_Passage présenté_:

╔══

[ACTUALISE] - Le groupe français exploite sept réacteurs nucléaires en Belgique via sa filiale Electrabel.
Et pour l’heure, il n’entend pas prendre de décisions sans en savoir plus sur la politique menée par le royaume.
En effet, le gouvernement belge a annoncé un aménagement de son plan de sortie du nucléaire, avec le prolongement de dix ans de l’un de ses sept réacteurs, qui devait fermer en 2015. Parallèlement il a appelé à l’augmentation de la concurrence entre fournisseurs.
Cette décision irait à l’encontre de la stratégie d’Electrabel qui va devoir mettre une partie de sa production nucléaire à disposition de ses rivaux.
Un protocole avait été conclu entre l’Etat belge et le groupe en octobre 2009. Il prévoyait notamment une prolongation des réacteurs belges les plus anciens en échange du paiement par leur exploitant d'une "rente nucléaire" de plus de 200 millions d'euros par an.
"GDF Suez attend les conditions économiques précises qui découleront de cette décision pour étudier son impact sur les clients, les collaborateurs et les actionnaires" du groupe, et il "décidera des mesures à prendre" à l'issue de l'étude de ces impacts", a précisé la porte-parole de GDF Suez à l'AFP le 5 juillet.
En réponse, le gouvernement belge a évoqué la possibilité de réquisitionner un réacteur nucléaire si le groupe refusait d’investir dans sa prolongation pour dix ans supplémentaires. Le secrétaire d'Etat à l'Energie, Melchior Wathelet, a assuré que le gouvernement n'avait pas l'intention de "se lancer dans une guerre" avec Electrabel.
En début de semaine, le patron de GDF Suez Gérard Mestrallet avait expliqué que son groupe ne consentirait à faire les investissements nécessaires à une prolongation de la durée de vie de réacteurs que s'ils étaient rentables et s'accompagnaient d'une visibilité sur dix ans.

╚══

_Consigne de travail_: Traduisez en anglais la phrase suivante, tirée du texte ci-dessus sur les réacteurs nucléaires belges : « Cette décision irait à l’encontre de la stratégie d’Electrabel qui va devoir mettre une partie de sa production nucléaire à disposition de ses rivaux. »

_Données d'entrée_:
╔══

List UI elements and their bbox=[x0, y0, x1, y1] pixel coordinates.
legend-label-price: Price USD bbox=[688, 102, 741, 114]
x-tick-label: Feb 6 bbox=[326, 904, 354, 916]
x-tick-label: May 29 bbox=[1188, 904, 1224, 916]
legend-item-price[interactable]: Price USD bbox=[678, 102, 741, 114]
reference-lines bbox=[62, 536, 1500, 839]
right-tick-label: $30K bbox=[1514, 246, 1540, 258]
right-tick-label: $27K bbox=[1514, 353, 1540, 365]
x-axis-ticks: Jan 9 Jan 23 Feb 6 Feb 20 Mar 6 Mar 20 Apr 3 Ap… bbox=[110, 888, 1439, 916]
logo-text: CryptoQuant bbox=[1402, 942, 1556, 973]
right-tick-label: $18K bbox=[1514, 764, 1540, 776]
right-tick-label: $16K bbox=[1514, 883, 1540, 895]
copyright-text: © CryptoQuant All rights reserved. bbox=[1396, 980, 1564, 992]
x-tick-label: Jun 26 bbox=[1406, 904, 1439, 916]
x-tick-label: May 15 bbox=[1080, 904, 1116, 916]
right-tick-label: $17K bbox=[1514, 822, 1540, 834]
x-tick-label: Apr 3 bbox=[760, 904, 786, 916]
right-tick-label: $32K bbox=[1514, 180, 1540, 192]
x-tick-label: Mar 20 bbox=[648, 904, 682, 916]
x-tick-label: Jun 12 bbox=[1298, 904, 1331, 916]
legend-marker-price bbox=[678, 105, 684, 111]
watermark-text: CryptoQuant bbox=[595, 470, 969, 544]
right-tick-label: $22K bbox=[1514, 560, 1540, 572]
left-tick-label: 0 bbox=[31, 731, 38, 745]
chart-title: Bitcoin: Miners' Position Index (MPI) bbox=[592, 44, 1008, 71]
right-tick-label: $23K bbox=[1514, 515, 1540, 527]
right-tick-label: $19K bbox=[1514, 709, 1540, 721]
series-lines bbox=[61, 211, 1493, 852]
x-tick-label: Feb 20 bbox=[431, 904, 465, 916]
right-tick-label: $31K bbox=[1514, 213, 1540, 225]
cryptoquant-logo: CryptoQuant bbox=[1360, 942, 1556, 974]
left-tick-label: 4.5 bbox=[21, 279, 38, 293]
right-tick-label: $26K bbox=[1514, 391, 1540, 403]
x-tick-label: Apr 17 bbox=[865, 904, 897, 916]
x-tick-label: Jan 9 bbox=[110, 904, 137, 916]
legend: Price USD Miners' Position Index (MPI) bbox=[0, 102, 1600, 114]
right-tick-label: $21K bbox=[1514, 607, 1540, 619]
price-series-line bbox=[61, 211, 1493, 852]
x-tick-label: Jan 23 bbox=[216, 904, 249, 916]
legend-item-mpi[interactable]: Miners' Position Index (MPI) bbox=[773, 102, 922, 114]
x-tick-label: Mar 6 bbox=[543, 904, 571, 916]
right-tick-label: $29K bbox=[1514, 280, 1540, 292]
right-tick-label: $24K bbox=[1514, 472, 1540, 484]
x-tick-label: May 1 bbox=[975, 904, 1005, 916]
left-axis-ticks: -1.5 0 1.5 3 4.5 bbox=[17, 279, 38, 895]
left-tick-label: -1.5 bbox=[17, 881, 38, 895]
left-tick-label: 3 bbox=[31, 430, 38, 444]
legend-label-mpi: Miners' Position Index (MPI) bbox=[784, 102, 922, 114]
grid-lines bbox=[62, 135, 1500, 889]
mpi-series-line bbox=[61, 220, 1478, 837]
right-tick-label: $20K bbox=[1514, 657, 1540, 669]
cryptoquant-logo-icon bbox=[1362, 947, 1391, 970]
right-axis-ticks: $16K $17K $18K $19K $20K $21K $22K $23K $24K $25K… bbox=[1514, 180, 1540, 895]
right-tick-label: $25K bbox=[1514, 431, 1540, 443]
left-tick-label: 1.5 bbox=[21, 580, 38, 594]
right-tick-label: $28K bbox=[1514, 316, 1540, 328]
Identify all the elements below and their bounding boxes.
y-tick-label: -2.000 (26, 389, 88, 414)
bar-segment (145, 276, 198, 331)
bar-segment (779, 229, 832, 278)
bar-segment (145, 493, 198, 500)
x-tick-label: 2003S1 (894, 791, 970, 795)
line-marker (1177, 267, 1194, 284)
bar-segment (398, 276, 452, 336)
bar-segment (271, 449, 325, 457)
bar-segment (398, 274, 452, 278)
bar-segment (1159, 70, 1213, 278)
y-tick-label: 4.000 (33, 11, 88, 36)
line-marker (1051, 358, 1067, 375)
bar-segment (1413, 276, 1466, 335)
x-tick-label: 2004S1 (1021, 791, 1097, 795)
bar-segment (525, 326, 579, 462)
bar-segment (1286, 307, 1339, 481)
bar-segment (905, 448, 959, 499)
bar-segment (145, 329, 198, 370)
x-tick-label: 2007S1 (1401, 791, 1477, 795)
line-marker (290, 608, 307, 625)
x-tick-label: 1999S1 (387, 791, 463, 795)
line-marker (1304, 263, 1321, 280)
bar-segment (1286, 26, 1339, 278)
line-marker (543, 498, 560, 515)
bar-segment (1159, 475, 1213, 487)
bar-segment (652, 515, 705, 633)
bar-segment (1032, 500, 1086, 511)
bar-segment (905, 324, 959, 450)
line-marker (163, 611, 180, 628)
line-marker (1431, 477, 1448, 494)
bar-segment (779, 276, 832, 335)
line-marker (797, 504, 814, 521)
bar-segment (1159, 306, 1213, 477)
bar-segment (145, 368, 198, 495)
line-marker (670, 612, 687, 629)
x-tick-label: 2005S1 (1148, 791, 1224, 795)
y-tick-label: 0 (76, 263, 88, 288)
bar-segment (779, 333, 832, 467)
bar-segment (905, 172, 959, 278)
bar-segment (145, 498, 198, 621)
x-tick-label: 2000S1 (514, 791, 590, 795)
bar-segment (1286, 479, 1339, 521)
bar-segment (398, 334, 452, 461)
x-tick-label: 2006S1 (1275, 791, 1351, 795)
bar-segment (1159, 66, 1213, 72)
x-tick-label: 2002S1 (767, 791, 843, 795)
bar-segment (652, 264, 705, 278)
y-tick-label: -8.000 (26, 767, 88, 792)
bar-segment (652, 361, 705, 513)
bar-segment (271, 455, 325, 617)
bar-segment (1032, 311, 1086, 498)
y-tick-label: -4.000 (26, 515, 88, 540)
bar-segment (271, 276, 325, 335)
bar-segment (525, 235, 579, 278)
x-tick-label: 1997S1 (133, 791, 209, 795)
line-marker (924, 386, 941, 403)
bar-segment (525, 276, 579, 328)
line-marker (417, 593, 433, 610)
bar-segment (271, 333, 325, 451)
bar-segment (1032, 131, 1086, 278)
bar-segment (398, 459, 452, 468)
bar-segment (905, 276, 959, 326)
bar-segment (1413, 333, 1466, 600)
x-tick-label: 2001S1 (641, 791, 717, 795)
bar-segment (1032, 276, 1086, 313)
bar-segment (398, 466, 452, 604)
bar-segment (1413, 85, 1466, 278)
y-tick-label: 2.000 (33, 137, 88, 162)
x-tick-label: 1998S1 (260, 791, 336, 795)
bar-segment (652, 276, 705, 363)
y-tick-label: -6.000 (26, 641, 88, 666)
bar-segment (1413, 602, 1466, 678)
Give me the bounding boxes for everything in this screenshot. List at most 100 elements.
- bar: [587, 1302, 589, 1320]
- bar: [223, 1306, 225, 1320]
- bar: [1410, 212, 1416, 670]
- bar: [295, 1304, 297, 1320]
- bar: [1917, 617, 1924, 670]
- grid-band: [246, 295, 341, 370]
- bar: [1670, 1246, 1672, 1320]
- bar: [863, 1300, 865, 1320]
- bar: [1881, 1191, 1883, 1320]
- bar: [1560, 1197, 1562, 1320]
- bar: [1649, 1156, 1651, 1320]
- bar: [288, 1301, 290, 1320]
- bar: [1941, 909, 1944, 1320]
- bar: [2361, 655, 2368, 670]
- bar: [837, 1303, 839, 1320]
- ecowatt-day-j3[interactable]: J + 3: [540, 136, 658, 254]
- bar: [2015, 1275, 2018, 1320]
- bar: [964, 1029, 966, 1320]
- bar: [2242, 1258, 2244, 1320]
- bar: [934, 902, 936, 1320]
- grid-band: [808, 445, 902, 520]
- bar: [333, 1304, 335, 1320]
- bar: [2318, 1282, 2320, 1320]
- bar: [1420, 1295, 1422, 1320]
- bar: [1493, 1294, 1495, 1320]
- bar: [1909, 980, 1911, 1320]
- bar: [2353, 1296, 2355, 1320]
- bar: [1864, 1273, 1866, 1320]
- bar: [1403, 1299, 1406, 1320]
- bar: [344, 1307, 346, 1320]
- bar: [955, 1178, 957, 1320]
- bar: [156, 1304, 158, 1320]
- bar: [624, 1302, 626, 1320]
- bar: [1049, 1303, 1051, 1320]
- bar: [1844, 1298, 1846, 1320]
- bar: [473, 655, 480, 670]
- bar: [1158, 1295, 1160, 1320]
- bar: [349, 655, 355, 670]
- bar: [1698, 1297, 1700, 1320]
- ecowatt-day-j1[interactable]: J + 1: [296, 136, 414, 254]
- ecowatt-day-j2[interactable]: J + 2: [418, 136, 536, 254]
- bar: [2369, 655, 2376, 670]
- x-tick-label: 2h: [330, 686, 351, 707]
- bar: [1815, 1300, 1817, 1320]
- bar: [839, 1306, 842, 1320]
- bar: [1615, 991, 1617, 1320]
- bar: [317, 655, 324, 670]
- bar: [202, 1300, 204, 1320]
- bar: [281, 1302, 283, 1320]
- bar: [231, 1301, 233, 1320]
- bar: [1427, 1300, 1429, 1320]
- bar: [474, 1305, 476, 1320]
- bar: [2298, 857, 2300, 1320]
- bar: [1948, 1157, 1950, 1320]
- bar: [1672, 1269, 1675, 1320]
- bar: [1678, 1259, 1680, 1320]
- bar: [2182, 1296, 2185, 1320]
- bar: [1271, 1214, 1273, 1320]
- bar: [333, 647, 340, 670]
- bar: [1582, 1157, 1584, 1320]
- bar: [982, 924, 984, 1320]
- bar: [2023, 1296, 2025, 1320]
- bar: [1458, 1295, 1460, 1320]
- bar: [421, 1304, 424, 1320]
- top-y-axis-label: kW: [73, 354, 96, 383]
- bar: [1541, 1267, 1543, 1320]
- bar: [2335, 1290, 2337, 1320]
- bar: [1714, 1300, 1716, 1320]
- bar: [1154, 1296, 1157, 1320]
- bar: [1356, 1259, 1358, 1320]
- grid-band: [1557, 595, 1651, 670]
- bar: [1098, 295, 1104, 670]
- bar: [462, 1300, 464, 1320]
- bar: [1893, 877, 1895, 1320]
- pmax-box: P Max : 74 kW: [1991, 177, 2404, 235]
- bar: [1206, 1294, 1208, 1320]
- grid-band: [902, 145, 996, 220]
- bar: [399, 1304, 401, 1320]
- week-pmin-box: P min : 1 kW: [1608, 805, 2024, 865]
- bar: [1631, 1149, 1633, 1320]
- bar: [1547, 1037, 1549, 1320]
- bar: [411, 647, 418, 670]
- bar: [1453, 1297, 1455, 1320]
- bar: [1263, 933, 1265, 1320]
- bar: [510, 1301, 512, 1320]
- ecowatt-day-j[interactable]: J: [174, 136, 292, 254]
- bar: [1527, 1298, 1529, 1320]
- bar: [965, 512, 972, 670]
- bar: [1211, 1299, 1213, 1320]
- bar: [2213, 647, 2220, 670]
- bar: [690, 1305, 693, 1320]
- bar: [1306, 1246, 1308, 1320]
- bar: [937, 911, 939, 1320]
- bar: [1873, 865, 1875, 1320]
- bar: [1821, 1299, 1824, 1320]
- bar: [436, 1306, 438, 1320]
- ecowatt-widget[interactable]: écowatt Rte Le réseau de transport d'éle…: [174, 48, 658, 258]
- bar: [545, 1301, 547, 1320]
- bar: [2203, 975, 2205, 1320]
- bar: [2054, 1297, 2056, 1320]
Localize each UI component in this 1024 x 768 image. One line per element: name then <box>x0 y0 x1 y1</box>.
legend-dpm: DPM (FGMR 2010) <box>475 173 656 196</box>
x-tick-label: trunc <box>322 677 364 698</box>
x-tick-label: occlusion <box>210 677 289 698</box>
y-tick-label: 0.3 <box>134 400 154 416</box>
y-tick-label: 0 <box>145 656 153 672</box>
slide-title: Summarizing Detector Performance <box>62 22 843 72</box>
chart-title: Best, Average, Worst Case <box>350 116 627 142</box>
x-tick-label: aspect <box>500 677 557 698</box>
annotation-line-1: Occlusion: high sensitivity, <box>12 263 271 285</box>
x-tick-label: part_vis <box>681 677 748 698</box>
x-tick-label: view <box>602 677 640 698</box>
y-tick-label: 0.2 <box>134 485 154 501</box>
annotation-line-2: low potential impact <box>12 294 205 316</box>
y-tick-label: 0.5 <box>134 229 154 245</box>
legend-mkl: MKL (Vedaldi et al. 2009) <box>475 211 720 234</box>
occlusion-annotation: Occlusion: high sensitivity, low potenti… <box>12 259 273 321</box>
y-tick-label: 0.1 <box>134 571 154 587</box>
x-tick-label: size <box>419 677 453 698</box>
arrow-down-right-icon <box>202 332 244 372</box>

╚══

_Résultat_: This decision would run counter to the strategy of Electrabel, which will have to make part of its nuclear output available to its rivals.